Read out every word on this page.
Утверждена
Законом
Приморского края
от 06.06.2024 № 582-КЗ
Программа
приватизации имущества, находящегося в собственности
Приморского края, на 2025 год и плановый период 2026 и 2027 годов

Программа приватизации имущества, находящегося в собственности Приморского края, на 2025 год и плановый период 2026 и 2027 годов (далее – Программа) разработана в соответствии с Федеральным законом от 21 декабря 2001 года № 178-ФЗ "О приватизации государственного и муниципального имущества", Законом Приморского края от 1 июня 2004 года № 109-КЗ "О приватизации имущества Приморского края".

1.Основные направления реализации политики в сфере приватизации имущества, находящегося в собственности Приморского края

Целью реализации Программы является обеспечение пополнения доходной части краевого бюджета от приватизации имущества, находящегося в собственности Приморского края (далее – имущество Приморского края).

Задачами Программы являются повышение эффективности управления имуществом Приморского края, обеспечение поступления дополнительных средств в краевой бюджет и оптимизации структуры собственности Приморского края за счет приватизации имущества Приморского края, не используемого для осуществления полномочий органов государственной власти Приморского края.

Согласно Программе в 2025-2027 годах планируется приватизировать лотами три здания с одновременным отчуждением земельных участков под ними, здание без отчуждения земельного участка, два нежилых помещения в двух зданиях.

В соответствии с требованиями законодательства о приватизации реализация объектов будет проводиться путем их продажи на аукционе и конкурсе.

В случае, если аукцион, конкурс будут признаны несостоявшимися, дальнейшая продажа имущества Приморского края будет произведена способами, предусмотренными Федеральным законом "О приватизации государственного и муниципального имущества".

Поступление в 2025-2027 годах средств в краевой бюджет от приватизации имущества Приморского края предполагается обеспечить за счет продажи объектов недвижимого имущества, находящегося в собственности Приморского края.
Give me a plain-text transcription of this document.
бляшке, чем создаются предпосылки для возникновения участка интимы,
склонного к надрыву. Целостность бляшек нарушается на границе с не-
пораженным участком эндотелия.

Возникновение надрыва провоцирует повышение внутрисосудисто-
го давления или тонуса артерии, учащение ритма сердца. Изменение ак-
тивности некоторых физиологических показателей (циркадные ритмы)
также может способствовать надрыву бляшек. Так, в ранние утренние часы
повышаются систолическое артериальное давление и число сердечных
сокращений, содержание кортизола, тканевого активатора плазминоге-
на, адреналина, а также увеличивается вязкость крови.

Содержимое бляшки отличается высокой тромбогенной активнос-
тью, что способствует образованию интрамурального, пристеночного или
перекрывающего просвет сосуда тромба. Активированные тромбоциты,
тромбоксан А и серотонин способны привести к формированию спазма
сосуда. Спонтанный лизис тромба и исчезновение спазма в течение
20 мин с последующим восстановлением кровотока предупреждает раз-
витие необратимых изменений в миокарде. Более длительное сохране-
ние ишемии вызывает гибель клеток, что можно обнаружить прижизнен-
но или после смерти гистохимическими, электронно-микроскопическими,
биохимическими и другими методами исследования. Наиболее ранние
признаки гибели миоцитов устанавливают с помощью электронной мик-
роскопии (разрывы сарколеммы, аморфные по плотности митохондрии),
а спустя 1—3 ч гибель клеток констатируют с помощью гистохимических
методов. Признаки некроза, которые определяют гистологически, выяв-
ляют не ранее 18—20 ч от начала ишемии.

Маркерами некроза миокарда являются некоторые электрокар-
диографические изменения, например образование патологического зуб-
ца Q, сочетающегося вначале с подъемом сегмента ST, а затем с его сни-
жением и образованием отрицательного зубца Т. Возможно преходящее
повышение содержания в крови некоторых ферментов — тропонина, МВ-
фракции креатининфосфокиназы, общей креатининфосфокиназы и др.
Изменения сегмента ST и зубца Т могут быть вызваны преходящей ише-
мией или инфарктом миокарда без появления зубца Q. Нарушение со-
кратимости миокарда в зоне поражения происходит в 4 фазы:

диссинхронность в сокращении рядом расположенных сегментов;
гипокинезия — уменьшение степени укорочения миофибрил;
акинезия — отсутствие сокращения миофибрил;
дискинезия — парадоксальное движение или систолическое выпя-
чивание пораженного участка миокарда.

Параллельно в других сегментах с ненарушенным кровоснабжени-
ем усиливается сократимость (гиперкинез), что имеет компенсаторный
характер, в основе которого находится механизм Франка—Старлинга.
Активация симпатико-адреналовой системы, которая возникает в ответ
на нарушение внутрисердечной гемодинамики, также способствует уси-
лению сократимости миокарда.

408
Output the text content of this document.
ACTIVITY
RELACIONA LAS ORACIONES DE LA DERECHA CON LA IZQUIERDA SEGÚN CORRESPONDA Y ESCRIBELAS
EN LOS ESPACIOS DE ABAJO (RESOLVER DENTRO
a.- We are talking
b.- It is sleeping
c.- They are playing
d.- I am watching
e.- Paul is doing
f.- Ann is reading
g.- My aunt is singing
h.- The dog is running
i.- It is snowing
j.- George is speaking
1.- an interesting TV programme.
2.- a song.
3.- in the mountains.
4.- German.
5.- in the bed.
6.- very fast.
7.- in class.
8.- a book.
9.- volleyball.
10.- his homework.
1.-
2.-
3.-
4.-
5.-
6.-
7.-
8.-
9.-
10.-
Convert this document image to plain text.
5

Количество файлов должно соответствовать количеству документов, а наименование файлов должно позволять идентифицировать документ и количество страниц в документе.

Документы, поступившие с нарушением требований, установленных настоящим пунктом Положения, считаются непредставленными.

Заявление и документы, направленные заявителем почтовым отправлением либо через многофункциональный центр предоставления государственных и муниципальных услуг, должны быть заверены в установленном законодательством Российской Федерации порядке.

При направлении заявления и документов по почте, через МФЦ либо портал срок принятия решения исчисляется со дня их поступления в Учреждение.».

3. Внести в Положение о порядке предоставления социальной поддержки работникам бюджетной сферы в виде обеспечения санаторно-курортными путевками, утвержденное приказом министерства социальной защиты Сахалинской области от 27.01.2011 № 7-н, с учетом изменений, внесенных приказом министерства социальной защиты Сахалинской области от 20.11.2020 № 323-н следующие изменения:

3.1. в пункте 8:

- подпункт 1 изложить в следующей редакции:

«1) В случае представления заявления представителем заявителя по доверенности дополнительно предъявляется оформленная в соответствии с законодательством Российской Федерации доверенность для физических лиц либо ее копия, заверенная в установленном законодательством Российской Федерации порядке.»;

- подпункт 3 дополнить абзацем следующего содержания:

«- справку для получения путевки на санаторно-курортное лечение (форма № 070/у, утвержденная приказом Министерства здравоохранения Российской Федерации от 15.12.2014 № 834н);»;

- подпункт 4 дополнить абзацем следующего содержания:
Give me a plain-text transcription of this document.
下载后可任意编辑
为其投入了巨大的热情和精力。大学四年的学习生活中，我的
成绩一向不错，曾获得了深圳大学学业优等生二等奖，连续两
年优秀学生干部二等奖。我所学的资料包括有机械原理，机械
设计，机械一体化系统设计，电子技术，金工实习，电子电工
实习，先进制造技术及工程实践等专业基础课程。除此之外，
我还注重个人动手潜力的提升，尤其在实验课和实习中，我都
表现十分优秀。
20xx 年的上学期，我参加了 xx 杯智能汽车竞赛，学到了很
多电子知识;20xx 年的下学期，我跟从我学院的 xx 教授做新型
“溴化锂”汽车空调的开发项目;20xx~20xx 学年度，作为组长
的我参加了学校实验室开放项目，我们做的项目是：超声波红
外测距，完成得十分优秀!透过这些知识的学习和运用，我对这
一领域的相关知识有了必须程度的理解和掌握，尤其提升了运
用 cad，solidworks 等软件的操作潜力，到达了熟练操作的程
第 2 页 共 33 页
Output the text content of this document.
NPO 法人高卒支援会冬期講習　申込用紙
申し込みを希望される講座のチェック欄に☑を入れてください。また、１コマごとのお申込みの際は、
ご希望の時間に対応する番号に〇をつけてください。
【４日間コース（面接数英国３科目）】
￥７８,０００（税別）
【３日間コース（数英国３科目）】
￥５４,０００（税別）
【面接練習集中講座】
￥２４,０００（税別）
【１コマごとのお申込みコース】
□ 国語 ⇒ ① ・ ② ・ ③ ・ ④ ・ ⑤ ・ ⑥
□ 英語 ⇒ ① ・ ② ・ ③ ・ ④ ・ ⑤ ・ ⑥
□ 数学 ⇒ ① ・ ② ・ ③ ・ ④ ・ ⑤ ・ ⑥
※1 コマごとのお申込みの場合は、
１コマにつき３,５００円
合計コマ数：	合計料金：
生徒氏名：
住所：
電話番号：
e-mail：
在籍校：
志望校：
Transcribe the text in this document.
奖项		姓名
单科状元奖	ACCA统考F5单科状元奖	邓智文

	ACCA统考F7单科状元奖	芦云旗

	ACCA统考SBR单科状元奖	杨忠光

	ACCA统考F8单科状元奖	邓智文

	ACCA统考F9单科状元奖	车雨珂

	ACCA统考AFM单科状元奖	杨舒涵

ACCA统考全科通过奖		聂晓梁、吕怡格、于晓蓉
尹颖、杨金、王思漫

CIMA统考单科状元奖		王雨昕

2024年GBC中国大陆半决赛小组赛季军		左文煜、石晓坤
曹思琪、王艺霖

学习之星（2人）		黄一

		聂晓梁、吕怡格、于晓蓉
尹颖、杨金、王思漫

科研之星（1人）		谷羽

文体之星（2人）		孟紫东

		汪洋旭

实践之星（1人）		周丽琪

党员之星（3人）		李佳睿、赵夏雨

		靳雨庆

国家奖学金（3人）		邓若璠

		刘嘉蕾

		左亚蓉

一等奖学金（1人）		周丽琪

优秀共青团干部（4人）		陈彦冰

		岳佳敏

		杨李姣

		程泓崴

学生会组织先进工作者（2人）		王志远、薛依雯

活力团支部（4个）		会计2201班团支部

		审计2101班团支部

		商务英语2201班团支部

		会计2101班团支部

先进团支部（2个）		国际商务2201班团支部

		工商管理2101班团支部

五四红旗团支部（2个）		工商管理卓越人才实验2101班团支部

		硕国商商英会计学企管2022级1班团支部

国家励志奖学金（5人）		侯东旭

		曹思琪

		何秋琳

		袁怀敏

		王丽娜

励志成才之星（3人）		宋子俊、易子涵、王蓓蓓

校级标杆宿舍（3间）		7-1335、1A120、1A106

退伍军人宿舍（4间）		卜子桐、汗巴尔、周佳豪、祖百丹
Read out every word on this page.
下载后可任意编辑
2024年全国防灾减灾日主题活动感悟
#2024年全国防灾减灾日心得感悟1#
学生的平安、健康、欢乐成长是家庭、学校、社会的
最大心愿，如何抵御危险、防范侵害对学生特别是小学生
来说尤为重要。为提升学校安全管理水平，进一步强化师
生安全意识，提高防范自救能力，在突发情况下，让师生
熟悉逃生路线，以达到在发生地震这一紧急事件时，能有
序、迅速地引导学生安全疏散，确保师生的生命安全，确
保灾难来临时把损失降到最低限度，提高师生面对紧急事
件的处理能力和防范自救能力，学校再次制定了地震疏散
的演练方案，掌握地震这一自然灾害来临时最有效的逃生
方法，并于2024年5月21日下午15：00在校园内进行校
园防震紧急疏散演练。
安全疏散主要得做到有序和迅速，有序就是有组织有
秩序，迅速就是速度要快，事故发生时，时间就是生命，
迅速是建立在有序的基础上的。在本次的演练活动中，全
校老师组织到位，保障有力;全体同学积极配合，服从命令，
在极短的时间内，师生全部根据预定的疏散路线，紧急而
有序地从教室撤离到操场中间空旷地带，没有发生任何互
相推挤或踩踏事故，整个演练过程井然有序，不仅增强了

○ ○ ○ ○ ○ ○ ○

Goal ::
Give the count of lines in the records that contain "изменений", and no other text.

Final answer ::
2